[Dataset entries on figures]
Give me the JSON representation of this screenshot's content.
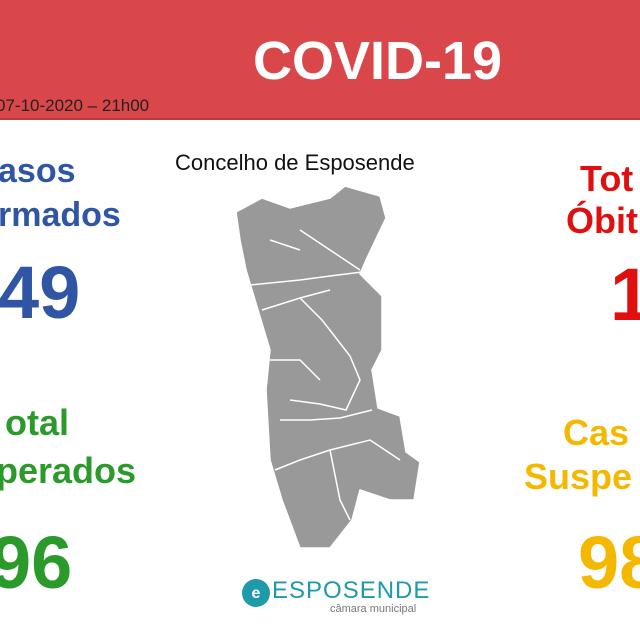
{
  "header": {
    "title": "COVID-19",
    "date": "07-10-2020 – 21h00"
  },
  "map_title": "Concelho de Esposende",
  "left": {
    "cases_label": [
      "asos",
      "rmados"
    ],
    "cases_value": "49",
    "recovered_label": [
      "otal",
      "perados"
    ],
    "recovered_value": "96"
  },
  "right": {
    "deaths_label": [
      "Tot",
      "Óbit"
    ],
    "deaths_value": "1",
    "suspect_label": [
      "Cas",
      "Suspe"
    ],
    "suspect_value": "98"
  },
  "logo": {
    "name": "ESPOSENDE",
    "subtitle": "câmara municipal"
  }
}
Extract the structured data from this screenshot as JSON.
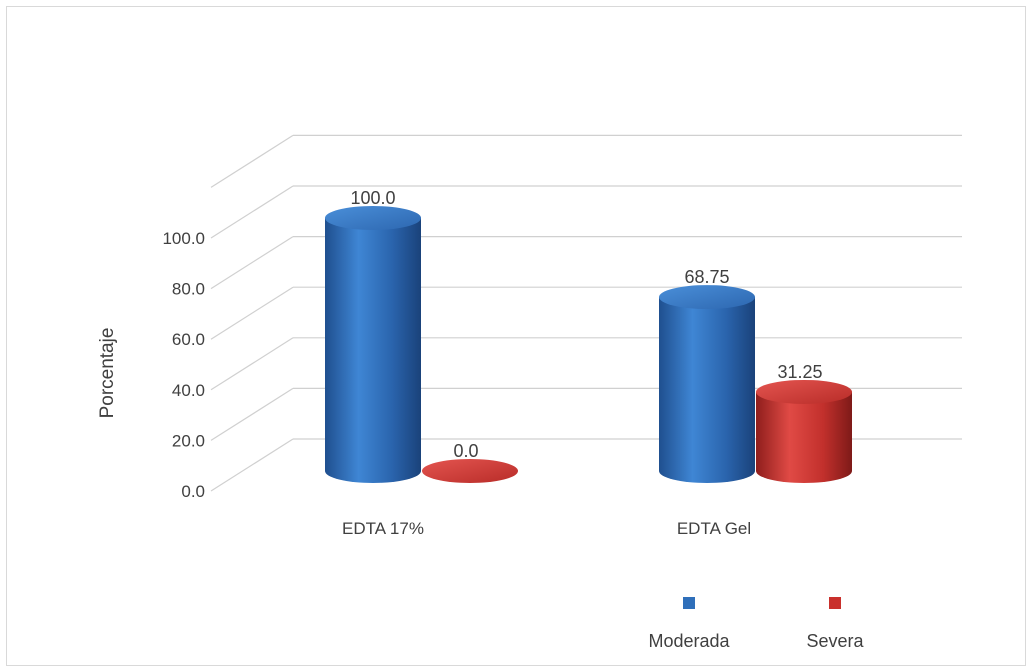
{
  "chart_data": {
    "type": "bar",
    "style": "3d-cylinder",
    "title": "",
    "xlabel": "",
    "ylabel": "Porcentaje",
    "ylim": [
      0,
      100
    ],
    "yticks": [
      "0.0",
      "20.0",
      "40.0",
      "60.0",
      "80.0",
      "100.0"
    ],
    "categories": [
      "EDTA 17%",
      "EDTA Gel"
    ],
    "series": [
      {
        "name": "Moderada",
        "color": "#2f6fba",
        "values": [
          100.0,
          68.75
        ],
        "labels": [
          "100.0",
          "68.75"
        ]
      },
      {
        "name": "Severa",
        "color": "#c9302c",
        "values": [
          0.0,
          31.25
        ],
        "labels": [
          "0.0",
          "31.25"
        ]
      }
    ],
    "grid": true,
    "legend_position": "bottom-right"
  }
}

= Given instruction =
Leave the pictures out and reproduce each record exactly as written.

= Solution =
Give me the JSON representation of this screenshot's content.
{
  "header": {
    "title": "COVID-19",
    "date": "07-10-2020 – 21h00"
  },
  "map_title": "Concelho de Esposende",
  "left": {
    "cases_label": [
      "asos",
      "rmados"
    ],
    "cases_value": "49",
    "recovered_label": [
      "otal",
      "perados"
    ],
    "recovered_value": "96"
  },
  "right": {
    "deaths_label": [
      "Tot",
      "Óbit"
    ],
    "deaths_value": "1",
    "suspect_label": [
      "Cas",
      "Suspe"
    ],
    "suspect_value": "98"
  },
  "logo": {
    "name": "ESPOSENDE",
    "subtitle": "câmara municipal"
  }
}
Extract the structured data from this screenshot as JSON.
{
  "chart_data": {
    "type": "bar",
    "style": "3d-cylinder",
    "title": "",
    "xlabel": "",
    "ylabel": "Porcentaje",
    "ylim": [
      0,
      100
    ],
    "yticks": [
      "0.0",
      "20.0",
      "40.0",
      "60.0",
      "80.0",
      "100.0"
    ],
    "categories": [
      "EDTA 17%",
      "EDTA Gel"
    ],
    "series": [
      {
        "name": "Moderada",
        "color": "#2f6fba",
        "values": [
          100.0,
          68.75
        ],
        "labels": [
          "100.0",
          "68.75"
        ]
      },
      {
        "name": "Severa",
        "color": "#c9302c",
        "values": [
          0.0,
          31.25
        ],
        "labels": [
          "0.0",
          "31.25"
        ]
      }
    ],
    "grid": true,
    "legend_position": "bottom-right"
  }
}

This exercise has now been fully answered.